**EXERCISE DESCRIPTION:** Single out each line with the word "value" and copy it.

[Saved data entries]
===

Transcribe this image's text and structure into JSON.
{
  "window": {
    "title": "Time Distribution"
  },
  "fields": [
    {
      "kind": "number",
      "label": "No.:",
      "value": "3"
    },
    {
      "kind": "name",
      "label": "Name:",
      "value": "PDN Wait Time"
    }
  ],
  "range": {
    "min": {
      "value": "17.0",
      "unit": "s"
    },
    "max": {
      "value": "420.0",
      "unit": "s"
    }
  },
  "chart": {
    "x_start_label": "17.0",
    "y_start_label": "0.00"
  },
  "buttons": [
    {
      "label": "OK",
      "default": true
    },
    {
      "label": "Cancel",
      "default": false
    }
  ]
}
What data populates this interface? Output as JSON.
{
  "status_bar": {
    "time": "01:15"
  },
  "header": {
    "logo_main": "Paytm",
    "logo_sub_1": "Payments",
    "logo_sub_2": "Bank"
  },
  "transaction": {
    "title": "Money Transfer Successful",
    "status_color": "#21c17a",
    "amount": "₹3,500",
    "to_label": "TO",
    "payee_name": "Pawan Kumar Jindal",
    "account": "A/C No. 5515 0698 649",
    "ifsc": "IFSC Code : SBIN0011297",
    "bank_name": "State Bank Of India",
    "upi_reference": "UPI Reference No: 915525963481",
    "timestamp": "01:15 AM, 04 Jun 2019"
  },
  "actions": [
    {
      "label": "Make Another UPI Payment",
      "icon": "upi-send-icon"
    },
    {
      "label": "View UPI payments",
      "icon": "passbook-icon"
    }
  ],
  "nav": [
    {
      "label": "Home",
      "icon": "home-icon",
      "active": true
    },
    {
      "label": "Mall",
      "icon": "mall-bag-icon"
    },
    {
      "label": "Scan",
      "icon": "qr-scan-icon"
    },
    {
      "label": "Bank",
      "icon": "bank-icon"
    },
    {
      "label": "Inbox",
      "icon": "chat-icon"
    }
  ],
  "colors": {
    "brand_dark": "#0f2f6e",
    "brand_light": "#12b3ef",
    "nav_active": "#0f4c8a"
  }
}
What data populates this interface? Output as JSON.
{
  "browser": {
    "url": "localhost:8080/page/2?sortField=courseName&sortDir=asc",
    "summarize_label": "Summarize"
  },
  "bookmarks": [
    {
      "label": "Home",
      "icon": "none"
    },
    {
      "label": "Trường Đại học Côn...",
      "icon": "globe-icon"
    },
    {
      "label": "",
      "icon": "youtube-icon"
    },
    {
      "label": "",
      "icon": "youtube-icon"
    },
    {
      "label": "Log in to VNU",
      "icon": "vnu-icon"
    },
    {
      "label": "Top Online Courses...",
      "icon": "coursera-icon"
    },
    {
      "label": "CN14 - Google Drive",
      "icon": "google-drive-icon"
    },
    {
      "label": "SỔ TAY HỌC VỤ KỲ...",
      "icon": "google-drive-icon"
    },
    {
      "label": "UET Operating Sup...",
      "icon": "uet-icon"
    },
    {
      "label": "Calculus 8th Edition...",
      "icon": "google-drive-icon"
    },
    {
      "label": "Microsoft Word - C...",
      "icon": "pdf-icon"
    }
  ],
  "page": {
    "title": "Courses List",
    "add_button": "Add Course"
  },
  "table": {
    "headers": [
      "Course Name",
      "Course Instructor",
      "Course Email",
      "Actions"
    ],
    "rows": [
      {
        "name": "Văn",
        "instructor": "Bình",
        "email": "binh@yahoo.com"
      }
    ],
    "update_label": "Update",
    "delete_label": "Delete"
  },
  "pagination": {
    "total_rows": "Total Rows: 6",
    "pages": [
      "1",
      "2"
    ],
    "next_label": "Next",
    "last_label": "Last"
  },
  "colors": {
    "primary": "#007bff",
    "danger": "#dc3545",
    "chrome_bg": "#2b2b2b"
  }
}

===

**RESPONSE TO THE EXERCISE:**
      "value": "3"
      "value": "PDN Wait Time"
      "value": "17.0",
      "value": "420.0",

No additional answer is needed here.